Write out the whole listing word for word.

[Stored dataset items]
┄┄┄┄┄┄
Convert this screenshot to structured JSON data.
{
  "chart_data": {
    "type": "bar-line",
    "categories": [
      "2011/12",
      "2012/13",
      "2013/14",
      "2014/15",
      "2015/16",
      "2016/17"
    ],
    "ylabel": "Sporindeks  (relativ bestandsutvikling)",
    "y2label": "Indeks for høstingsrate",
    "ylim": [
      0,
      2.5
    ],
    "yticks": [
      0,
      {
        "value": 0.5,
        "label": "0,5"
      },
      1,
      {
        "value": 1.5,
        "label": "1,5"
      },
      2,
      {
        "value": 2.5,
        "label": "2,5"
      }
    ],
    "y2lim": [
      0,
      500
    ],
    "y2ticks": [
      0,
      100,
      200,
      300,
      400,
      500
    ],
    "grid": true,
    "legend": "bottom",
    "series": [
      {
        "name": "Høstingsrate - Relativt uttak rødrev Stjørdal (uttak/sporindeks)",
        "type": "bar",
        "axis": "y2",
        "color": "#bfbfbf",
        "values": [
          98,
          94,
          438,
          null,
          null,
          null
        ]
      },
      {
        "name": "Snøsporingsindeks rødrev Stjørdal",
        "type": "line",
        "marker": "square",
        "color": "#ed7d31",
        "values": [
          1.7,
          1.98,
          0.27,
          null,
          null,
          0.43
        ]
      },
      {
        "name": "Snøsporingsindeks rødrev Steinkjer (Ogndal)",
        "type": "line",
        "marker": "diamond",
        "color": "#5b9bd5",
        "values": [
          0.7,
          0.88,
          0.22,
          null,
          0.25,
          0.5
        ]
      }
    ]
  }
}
┄┄┄┄┄┄
Full answer.
Convert this screenshot to structured JSON data.
{
  "chart_data": {
    "type": "bar-line",
    "categories": [
      "2011/12",
      "2012/13",
      "2013/14",
      "2014/15",
      "2015/16",
      "2016/17"
    ],
    "ylabel": "Sporindeks  (relativ bestandsutvikling)",
    "y2label": "Indeks for høstingsrate",
    "ylim": [
      0,
      2.5
    ],
    "yticks": [
      0,
      {
        "value": 0.5,
        "label": "0,5"
      },
      1,
      {
        "value": 1.5,
        "label": "1,5"
      },
      2,
      {
        "value": 2.5,
        "label": "2,5"
      }
    ],
    "y2lim": [
      0,
      500
    ],
    "y2ticks": [
      0,
      100,
      200,
      300,
      400,
      500
    ],
    "grid": true,
    "legend": "bottom",
    "series": [
      {
        "name": "Høstingsrate - Relativt uttak rødrev Stjørdal (uttak/sporindeks)",
        "type": "bar",
        "axis": "y2",
        "color": "#bfbfbf",
        "values": [
          98,
          94,
          438,
          null,
          null,
          null
        ]
      },
      {
        "name": "Snøsporingsindeks rødrev Stjørdal",
        "type": "line",
        "marker": "square",
        "color": "#ed7d31",
        "values": [
          1.7,
          1.98,
          0.27,
          null,
          null,
          0.43
        ]
      },
      {
        "name": "Snøsporingsindeks rødrev Steinkjer (Ogndal)",
        "type": "line",
        "marker": "diamond",
        "color": "#5b9bd5",
        "values": [
          0.7,
          0.88,
          0.22,
          null,
          0.25,
          0.5
        ]
      }
    ]
  }
}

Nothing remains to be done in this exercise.